◆ **WRITTEN EXERCISE**
Could you print every record below exactly as it appears?
════════════════
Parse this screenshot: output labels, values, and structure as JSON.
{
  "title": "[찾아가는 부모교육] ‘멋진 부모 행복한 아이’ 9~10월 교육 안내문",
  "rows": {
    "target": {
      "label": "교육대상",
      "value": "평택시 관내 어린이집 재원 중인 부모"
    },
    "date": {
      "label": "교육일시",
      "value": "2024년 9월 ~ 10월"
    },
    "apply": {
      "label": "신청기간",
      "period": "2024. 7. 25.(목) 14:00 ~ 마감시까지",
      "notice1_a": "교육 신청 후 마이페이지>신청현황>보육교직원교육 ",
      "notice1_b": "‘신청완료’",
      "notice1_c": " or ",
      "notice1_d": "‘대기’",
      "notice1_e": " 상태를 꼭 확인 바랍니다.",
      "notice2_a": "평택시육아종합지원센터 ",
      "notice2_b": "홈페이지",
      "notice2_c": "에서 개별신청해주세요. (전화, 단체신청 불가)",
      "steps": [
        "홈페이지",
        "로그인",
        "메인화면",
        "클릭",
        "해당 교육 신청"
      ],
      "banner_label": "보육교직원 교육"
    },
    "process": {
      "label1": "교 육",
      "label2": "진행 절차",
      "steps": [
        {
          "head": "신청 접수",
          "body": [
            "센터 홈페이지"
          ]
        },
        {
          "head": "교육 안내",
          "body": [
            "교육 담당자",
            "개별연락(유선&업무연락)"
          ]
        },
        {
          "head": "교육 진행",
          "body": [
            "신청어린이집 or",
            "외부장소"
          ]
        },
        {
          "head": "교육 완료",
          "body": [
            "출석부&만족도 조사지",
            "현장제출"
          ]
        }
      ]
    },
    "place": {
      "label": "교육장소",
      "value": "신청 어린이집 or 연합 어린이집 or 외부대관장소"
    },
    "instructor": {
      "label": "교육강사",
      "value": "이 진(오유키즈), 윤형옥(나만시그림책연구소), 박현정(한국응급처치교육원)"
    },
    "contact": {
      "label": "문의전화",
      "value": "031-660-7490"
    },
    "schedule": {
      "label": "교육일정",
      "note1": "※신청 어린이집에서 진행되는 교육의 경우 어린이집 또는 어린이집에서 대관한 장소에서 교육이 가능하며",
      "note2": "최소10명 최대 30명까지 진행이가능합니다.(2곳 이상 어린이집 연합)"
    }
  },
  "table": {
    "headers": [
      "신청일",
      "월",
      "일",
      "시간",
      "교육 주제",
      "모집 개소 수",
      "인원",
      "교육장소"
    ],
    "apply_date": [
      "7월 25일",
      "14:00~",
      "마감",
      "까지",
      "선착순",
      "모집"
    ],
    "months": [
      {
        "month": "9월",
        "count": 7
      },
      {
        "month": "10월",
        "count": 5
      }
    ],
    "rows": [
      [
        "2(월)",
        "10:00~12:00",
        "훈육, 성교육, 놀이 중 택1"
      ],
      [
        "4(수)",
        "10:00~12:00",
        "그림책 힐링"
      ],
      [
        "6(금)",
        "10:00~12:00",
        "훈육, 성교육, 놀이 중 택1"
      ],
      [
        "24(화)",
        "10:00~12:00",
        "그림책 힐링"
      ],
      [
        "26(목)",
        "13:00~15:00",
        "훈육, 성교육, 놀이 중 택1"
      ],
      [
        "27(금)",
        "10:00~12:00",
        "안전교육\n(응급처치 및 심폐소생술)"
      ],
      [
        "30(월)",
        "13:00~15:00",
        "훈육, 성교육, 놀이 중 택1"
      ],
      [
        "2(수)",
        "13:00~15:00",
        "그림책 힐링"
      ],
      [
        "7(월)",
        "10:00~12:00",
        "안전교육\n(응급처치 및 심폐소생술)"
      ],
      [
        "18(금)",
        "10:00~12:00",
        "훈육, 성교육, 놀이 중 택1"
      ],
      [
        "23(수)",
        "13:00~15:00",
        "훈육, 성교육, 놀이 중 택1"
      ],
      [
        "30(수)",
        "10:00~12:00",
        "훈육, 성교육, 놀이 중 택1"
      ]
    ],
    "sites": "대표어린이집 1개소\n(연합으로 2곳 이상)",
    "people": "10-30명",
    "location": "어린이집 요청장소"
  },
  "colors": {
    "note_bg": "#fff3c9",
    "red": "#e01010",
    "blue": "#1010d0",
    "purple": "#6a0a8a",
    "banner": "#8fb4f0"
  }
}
════════════════
◆ **TASK SOLUTION**
Parse this screenshot: output labels, values, and structure as JSON.
{
  "title": "[찾아가는 부모교육] ‘멋진 부모 행복한 아이’ 9~10월 교육 안내문",
  "rows": {
    "target": {
      "label": "교육대상",
      "value": "평택시 관내 어린이집 재원 중인 부모"
    },
    "date": {
      "label": "교육일시",
      "value": "2024년 9월 ~ 10월"
    },
    "apply": {
      "label": "신청기간",
      "period": "2024. 7. 25.(목) 14:00 ~ 마감시까지",
      "notice1_a": "교육 신청 후 마이페이지>신청현황>보육교직원교육 ",
      "notice1_b": "‘신청완료’",
      "notice1_c": " or ",
      "notice1_d": "‘대기’",
      "notice1_e": " 상태를 꼭 확인 바랍니다.",
      "notice2_a": "평택시육아종합지원센터 ",
      "notice2_b": "홈페이지",
      "notice2_c": "에서 개별신청해주세요. (전화, 단체신청 불가)",
      "steps": [
        "홈페이지",
        "로그인",
        "메인화면",
        "클릭",
        "해당 교육 신청"
      ],
      "banner_label": "보육교직원 교육"
    },
    "process": {
      "label1": "교 육",
      "label2": "진행 절차",
      "steps": [
        {
          "head": "신청 접수",
          "body": [
            "센터 홈페이지"
          ]
        },
        {
          "head": "교육 안내",
          "body": [
            "교육 담당자",
            "개별연락(유선&업무연락)"
          ]
        },
        {
          "head": "교육 진행",
          "body": [
            "신청어린이집 or",
            "외부장소"
          ]
        },
        {
          "head": "교육 완료",
          "body": [
            "출석부&만족도 조사지",
            "현장제출"
          ]
        }
      ]
    },
    "place": {
      "label": "교육장소",
      "value": "신청 어린이집 or 연합 어린이집 or 외부대관장소"
    },
    "instructor": {
      "label": "교육강사",
      "value": "이 진(오유키즈), 윤형옥(나만시그림책연구소), 박현정(한국응급처치교육원)"
    },
    "contact": {
      "label": "문의전화",
      "value": "031-660-7490"
    },
    "schedule": {
      "label": "교육일정",
      "note1": "※신청 어린이집에서 진행되는 교육의 경우 어린이집 또는 어린이집에서 대관한 장소에서 교육이 가능하며",
      "note2": "최소10명 최대 30명까지 진행이가능합니다.(2곳 이상 어린이집 연합)"
    }
  },
  "table": {
    "headers": [
      "신청일",
      "월",
      "일",
      "시간",
      "교육 주제",
      "모집 개소 수",
      "인원",
      "교육장소"
    ],
    "apply_date": [
      "7월 25일",
      "14:00~",
      "마감",
      "까지",
      "선착순",
      "모집"
    ],
    "months": [
      {
        "month": "9월",
        "count": 7
      },
      {
        "month": "10월",
        "count": 5
      }
    ],
    "rows": [
      [
        "2(월)",
        "10:00~12:00",
        "훈육, 성교육, 놀이 중 택1"
      ],
      [
        "4(수)",
        "10:00~12:00",
        "그림책 힐링"
      ],
      [
        "6(금)",
        "10:00~12:00",
        "훈육, 성교육, 놀이 중 택1"
      ],
      [
        "24(화)",
        "10:00~12:00",
        "그림책 힐링"
      ],
      [
        "26(목)",
        "13:00~15:00",
        "훈육, 성교육, 놀이 중 택1"
      ],
      [
        "27(금)",
        "10:00~12:00",
        "안전교육\n(응급처치 및 심폐소생술)"
      ],
      [
        "30(월)",
        "13:00~15:00",
        "훈육, 성교육, 놀이 중 택1"
      ],
      [
        "2(수)",
        "13:00~15:00",
        "그림책 힐링"
      ],
      [
        "7(월)",
        "10:00~12:00",
        "안전교육\n(응급처치 및 심폐소생술)"
      ],
      [
        "18(금)",
        "10:00~12:00",
        "훈육, 성교육, 놀이 중 택1"
      ],
      [
        "23(수)",
        "13:00~15:00",
        "훈육, 성교육, 놀이 중 택1"
      ],
      [
        "30(수)",
        "10:00~12:00",
        "훈육, 성교육, 놀이 중 택1"
      ]
    ],
    "sites": "대표어린이집 1개소\n(연합으로 2곳 이상)",
    "people": "10-30명",
    "location": "어린이집 요청장소"
  },
  "colors": {
    "note_bg": "#fff3c9",
    "red": "#e01010",
    "blue": "#1010d0",
    "purple": "#6a0a8a",
    "banner": "#8fb4f0"
  }
}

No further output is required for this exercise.